## [TASK DESCRIPTION]
Answer with nothing but the number of lines that include the word "marker".

## [RECORDS PROVIDED]
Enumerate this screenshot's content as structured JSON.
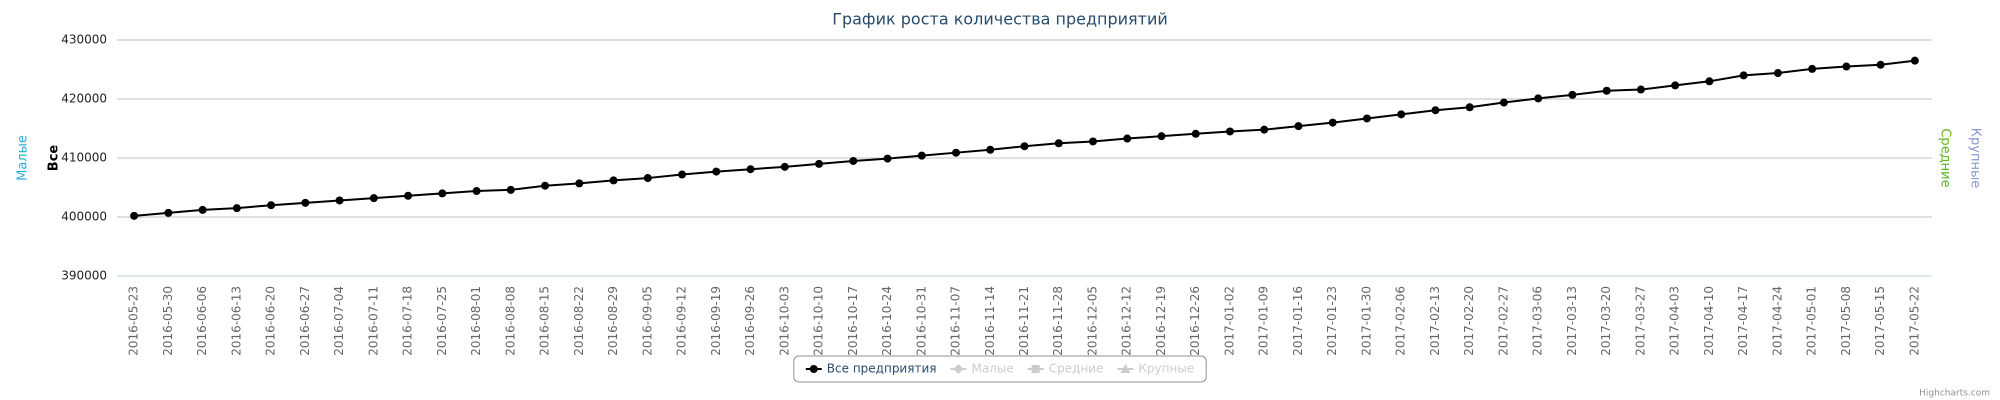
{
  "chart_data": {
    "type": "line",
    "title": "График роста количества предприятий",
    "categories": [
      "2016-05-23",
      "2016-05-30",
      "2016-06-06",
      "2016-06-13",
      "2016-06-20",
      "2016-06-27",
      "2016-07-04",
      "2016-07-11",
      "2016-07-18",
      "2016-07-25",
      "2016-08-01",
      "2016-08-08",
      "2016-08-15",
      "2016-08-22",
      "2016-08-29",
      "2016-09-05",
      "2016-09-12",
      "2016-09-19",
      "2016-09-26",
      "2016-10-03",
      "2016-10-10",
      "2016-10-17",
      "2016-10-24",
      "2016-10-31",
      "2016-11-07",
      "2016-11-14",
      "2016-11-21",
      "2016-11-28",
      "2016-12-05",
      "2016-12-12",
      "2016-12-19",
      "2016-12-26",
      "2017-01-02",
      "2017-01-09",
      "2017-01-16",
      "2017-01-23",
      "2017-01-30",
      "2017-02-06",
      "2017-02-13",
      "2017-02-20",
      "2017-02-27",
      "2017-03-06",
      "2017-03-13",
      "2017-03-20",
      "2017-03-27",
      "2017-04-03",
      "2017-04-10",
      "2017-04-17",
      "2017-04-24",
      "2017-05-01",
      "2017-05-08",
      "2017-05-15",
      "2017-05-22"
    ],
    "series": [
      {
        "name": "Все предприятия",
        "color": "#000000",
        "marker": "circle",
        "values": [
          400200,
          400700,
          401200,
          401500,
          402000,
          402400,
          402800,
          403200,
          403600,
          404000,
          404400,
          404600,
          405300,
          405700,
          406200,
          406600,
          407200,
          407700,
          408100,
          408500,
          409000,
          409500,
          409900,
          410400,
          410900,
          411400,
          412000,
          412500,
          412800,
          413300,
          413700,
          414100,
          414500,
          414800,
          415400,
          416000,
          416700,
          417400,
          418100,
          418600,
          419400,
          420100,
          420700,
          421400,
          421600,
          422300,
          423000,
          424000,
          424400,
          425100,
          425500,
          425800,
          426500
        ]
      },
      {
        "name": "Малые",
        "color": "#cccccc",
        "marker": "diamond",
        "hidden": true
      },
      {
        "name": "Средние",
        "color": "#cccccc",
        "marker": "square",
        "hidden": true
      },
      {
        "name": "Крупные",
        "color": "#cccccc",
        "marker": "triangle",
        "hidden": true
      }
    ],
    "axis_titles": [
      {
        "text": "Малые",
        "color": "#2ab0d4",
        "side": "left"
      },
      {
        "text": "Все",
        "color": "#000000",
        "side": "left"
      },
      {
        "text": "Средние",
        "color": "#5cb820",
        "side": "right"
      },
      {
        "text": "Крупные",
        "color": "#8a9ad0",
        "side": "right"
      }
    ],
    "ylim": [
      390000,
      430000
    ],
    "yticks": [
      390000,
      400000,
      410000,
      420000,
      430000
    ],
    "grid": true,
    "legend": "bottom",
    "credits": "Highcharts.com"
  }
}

## [ANSWER TO THE EXERCISE]
4